_Page element annotations_

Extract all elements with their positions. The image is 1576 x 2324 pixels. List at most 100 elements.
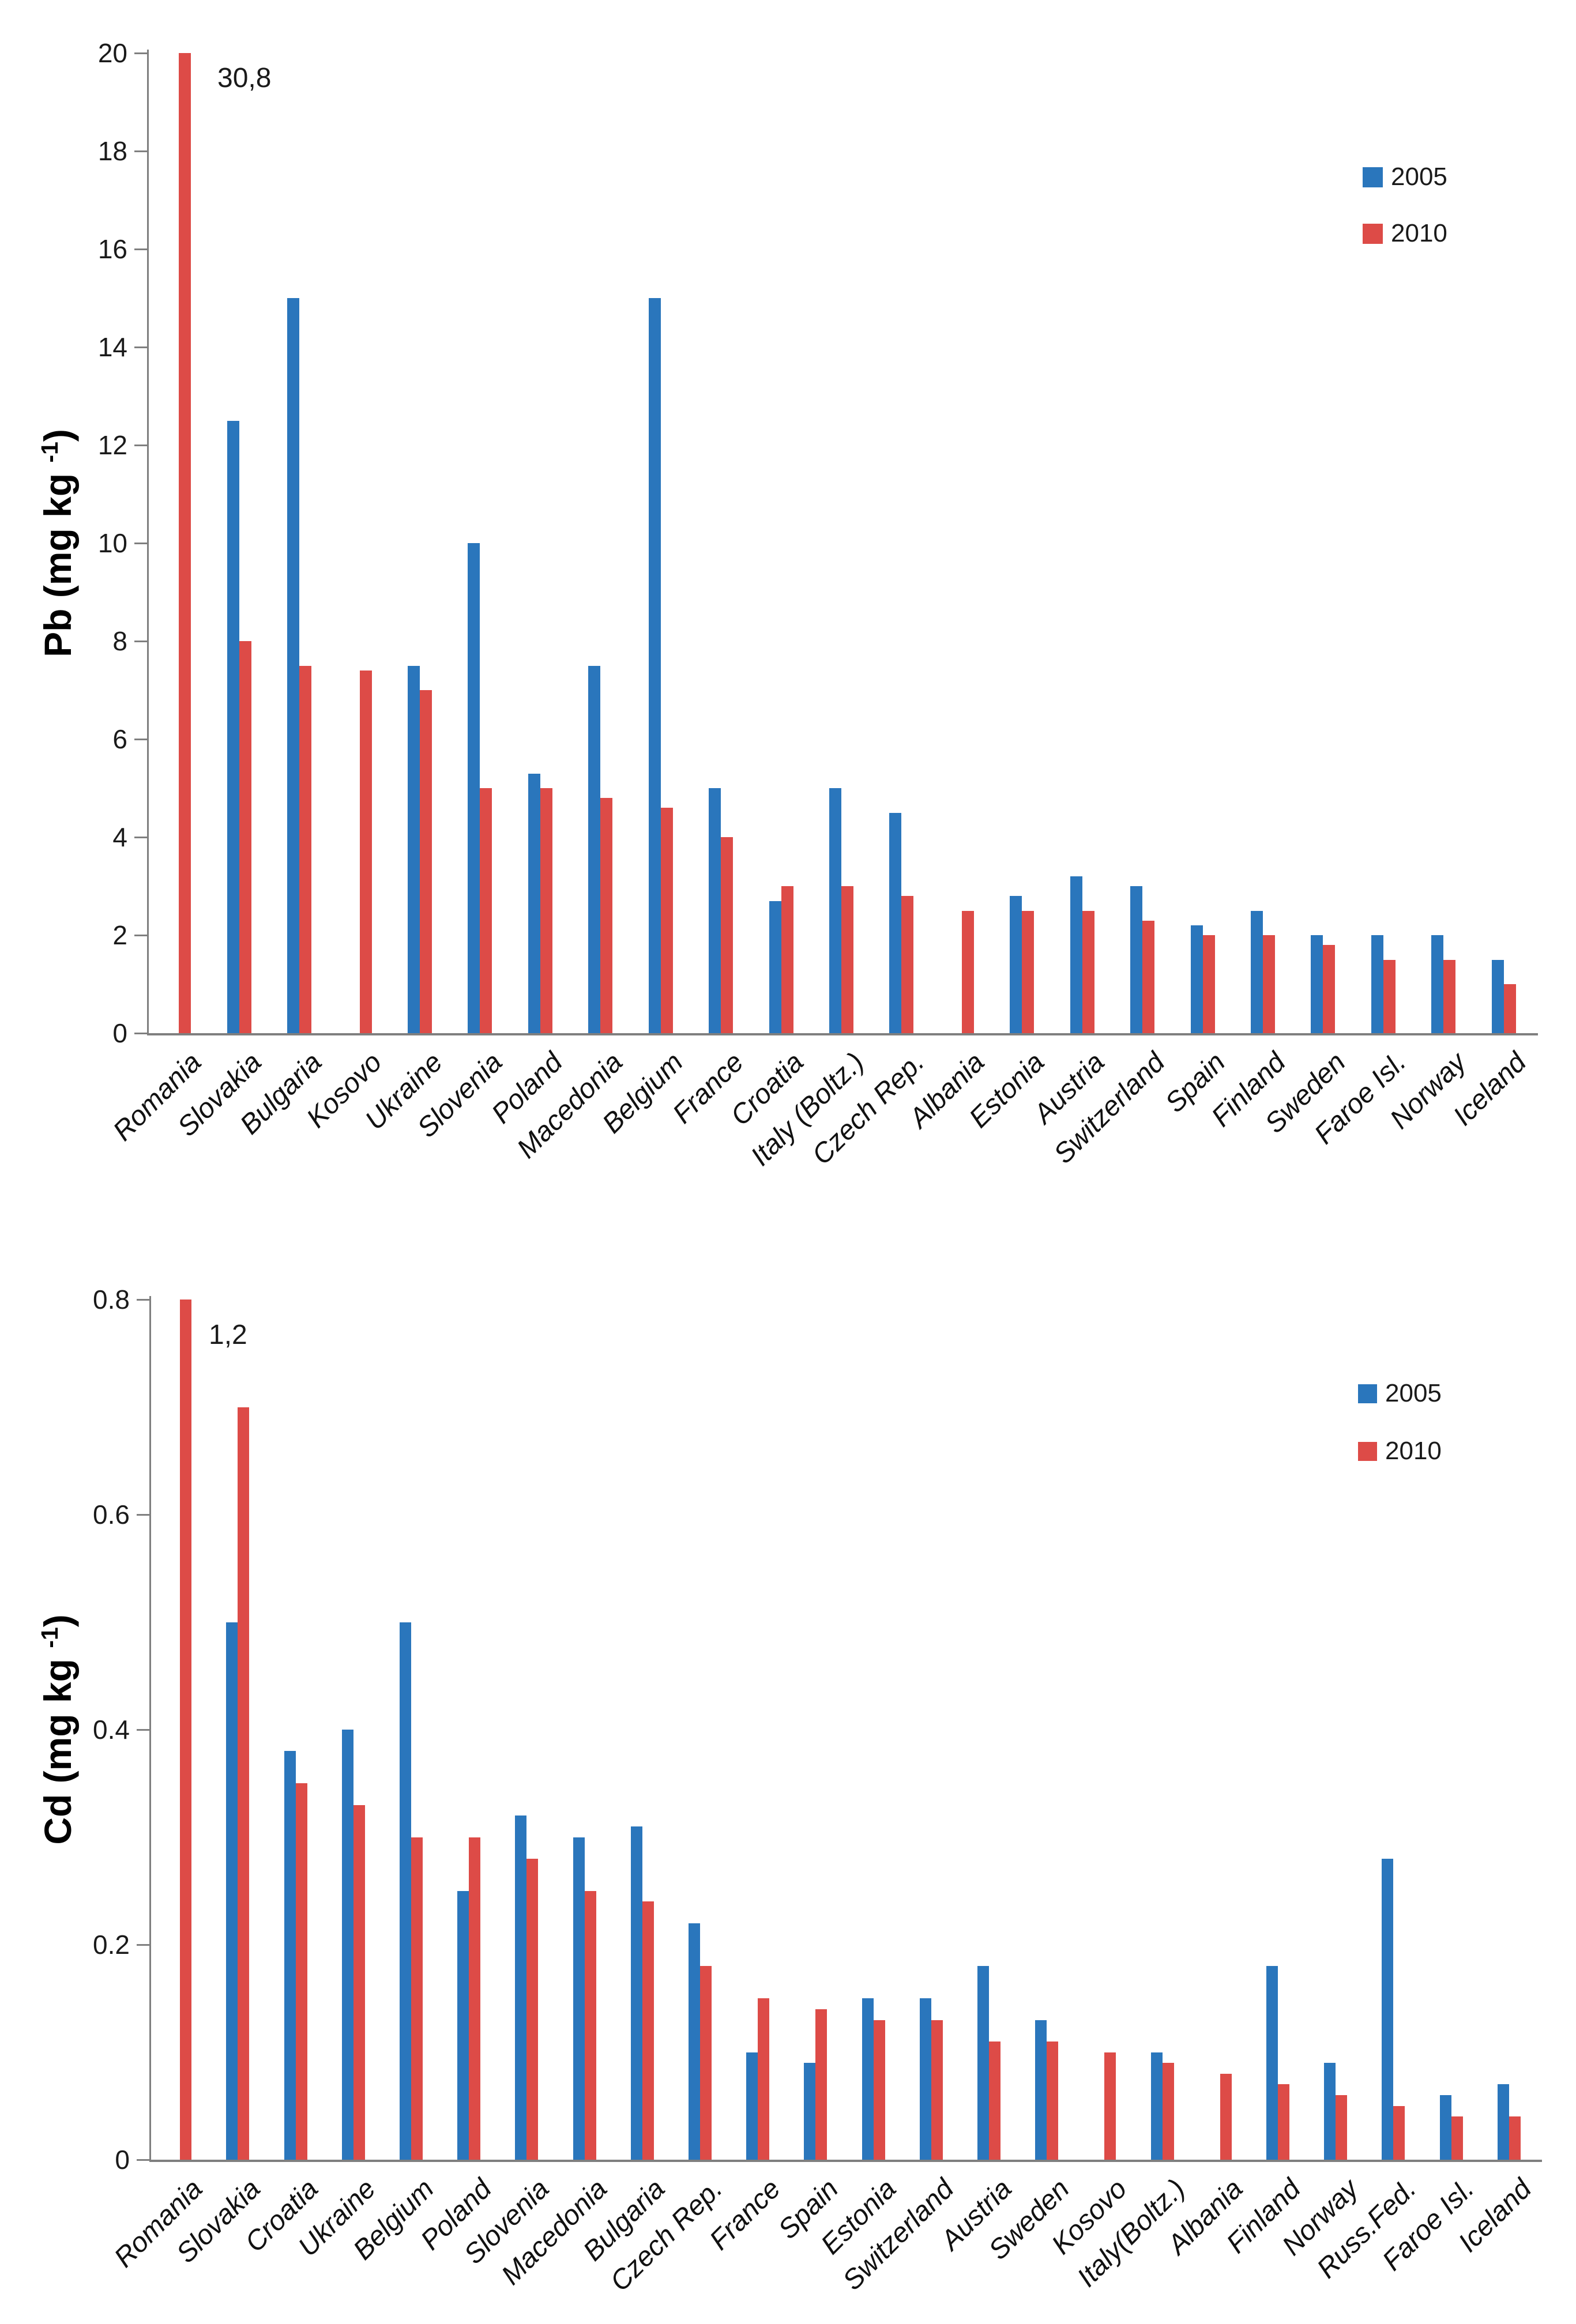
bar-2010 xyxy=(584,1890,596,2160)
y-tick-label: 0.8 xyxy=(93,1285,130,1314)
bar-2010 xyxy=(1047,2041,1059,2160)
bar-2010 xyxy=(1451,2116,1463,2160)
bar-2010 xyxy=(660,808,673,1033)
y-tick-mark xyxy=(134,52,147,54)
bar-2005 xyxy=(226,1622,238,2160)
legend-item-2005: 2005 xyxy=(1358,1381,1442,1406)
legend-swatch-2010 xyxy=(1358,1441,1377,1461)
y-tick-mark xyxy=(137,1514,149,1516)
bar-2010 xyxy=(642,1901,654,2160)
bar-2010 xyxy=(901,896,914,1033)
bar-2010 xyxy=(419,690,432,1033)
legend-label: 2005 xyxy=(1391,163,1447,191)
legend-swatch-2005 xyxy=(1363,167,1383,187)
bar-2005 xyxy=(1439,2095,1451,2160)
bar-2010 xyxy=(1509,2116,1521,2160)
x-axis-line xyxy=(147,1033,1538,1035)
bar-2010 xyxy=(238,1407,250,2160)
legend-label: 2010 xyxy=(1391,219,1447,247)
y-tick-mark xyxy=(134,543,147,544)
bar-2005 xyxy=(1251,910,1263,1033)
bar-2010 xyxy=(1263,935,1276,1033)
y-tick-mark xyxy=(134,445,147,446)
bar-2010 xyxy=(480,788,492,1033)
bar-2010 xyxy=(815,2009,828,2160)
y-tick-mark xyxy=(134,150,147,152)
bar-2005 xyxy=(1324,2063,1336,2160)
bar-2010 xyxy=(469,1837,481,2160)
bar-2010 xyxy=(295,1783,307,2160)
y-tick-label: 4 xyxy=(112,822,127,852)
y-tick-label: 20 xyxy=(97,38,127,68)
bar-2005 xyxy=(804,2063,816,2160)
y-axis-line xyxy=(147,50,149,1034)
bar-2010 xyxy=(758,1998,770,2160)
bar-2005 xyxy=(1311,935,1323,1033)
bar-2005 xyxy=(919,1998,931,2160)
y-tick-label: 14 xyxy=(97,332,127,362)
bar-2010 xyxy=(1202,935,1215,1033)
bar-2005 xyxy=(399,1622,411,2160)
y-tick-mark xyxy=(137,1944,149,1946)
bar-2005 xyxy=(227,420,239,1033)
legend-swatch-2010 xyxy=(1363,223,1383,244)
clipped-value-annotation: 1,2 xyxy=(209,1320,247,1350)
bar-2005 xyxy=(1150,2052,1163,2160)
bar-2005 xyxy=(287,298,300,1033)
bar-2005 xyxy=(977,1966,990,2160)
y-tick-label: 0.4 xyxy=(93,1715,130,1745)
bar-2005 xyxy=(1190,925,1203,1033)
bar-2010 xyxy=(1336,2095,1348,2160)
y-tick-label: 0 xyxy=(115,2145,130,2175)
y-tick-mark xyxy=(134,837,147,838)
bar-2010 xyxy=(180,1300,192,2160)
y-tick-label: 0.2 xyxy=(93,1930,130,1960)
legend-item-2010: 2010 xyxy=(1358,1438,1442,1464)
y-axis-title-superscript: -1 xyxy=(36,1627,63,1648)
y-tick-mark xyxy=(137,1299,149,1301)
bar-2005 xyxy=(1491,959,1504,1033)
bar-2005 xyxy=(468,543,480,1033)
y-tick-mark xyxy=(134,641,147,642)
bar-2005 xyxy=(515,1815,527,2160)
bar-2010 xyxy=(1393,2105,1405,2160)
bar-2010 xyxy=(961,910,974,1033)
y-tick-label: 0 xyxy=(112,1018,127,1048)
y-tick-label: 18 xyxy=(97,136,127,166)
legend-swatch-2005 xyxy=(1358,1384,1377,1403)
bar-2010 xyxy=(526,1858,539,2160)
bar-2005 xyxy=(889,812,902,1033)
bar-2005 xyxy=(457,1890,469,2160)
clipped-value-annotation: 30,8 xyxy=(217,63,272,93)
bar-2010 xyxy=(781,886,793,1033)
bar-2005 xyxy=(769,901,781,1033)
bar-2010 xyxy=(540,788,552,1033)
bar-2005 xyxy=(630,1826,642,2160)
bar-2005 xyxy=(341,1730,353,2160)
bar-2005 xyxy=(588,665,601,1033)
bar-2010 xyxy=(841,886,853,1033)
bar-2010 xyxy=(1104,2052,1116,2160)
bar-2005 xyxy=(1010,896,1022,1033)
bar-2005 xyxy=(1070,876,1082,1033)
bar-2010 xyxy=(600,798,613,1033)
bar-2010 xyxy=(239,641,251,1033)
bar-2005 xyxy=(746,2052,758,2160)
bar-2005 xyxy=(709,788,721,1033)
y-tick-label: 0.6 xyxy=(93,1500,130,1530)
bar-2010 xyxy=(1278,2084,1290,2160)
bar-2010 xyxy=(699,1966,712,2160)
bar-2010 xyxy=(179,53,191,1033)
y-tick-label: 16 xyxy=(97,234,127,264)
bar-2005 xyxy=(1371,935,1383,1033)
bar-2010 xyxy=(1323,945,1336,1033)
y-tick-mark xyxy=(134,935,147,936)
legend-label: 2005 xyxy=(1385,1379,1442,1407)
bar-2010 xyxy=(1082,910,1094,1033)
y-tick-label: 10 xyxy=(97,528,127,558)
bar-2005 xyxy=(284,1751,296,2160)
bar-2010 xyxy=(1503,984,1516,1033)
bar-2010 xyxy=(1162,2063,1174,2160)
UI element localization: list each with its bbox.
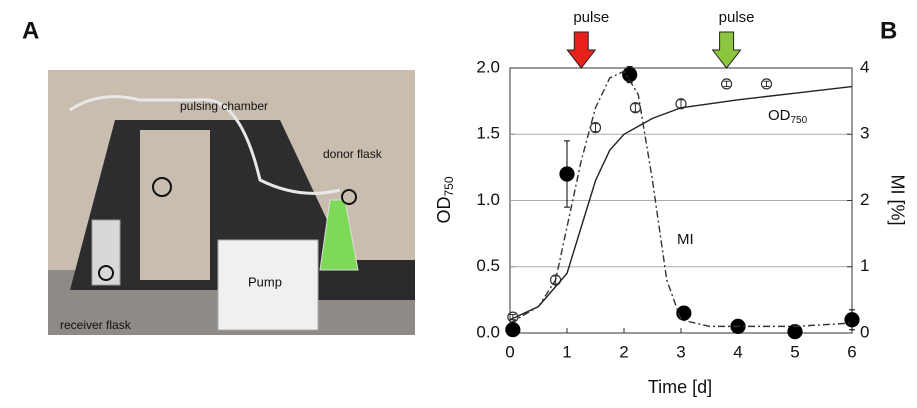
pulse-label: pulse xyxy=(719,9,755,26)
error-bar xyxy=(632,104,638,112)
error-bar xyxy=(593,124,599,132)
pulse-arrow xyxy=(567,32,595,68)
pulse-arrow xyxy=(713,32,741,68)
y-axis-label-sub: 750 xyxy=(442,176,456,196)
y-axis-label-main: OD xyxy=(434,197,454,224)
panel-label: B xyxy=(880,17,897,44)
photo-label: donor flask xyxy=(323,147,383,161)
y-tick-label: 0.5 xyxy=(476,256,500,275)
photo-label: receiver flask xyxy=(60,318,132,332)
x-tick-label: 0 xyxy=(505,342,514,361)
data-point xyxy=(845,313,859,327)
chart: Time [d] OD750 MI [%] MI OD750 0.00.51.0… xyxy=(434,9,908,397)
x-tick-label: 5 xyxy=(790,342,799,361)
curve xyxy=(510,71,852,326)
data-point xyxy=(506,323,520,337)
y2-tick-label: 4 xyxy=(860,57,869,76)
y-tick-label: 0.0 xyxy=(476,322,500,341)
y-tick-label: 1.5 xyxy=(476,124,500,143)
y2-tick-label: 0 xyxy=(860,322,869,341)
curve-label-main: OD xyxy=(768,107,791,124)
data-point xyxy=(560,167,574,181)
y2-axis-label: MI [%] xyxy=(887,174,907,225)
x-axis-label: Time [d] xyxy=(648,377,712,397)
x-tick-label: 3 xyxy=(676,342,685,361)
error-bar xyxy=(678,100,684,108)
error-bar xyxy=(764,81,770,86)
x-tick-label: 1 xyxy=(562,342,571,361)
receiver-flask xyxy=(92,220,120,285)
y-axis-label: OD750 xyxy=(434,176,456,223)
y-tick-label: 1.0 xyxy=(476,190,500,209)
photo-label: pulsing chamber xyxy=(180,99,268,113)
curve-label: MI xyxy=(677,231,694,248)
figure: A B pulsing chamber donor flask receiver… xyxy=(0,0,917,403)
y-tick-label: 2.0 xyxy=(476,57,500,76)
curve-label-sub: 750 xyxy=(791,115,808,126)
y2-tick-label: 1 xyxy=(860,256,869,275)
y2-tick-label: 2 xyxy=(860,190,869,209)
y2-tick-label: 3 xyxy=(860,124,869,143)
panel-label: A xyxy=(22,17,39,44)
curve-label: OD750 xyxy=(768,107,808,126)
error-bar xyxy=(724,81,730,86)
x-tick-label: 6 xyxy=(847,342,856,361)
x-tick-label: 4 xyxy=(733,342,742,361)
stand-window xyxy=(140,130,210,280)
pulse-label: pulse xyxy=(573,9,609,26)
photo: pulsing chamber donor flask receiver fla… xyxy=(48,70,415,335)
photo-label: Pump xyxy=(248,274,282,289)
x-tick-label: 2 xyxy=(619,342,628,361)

_WRITTEN INSTRUCTION_
Return every line in the rows above that contains the string "pulsing", matching case exactly.

_ANSWER IN FULL_
photo-label: pulsing chamber xyxy=(180,99,268,113)
figure: A B pulsing chamber donor flask receiver… xyxy=(0,0,917,403)
photo: pulsing chamber donor flask receiver fla… xyxy=(48,70,415,335)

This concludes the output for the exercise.